Exercise materials

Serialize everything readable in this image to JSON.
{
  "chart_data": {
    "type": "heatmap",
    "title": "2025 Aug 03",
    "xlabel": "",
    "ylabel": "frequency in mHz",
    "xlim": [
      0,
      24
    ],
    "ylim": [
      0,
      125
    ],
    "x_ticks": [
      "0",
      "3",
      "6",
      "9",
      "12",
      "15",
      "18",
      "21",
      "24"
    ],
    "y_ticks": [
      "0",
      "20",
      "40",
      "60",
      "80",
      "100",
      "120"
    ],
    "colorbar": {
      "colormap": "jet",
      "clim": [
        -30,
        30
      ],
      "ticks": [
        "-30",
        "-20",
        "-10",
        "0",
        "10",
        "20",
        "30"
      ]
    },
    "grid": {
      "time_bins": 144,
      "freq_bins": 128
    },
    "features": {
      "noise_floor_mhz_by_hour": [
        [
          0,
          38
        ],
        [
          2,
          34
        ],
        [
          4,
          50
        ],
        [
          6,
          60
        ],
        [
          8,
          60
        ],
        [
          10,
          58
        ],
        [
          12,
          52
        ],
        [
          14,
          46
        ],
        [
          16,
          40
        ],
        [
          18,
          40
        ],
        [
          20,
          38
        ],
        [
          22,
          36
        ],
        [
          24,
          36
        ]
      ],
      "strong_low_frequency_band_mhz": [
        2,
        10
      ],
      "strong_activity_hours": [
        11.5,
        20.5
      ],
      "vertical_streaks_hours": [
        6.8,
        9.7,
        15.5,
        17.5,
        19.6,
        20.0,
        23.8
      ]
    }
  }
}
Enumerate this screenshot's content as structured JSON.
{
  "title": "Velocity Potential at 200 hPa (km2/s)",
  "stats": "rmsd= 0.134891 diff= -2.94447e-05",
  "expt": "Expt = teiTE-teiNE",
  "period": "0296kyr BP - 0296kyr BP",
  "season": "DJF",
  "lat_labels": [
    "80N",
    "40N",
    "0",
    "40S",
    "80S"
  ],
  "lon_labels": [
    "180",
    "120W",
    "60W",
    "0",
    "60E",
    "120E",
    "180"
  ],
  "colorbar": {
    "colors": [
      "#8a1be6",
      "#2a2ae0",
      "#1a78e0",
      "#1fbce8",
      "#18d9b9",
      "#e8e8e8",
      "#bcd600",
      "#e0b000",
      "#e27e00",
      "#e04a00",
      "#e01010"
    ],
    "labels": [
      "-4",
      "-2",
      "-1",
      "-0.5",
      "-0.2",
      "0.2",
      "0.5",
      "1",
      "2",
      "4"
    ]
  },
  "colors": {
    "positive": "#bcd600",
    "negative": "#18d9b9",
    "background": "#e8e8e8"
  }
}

Task to complete
Which lines include the word "title"? List them all.

Task answer
    "title": "2025 Aug 03",
  "title": "Velocity Potential at 200 hPa (km2/s)",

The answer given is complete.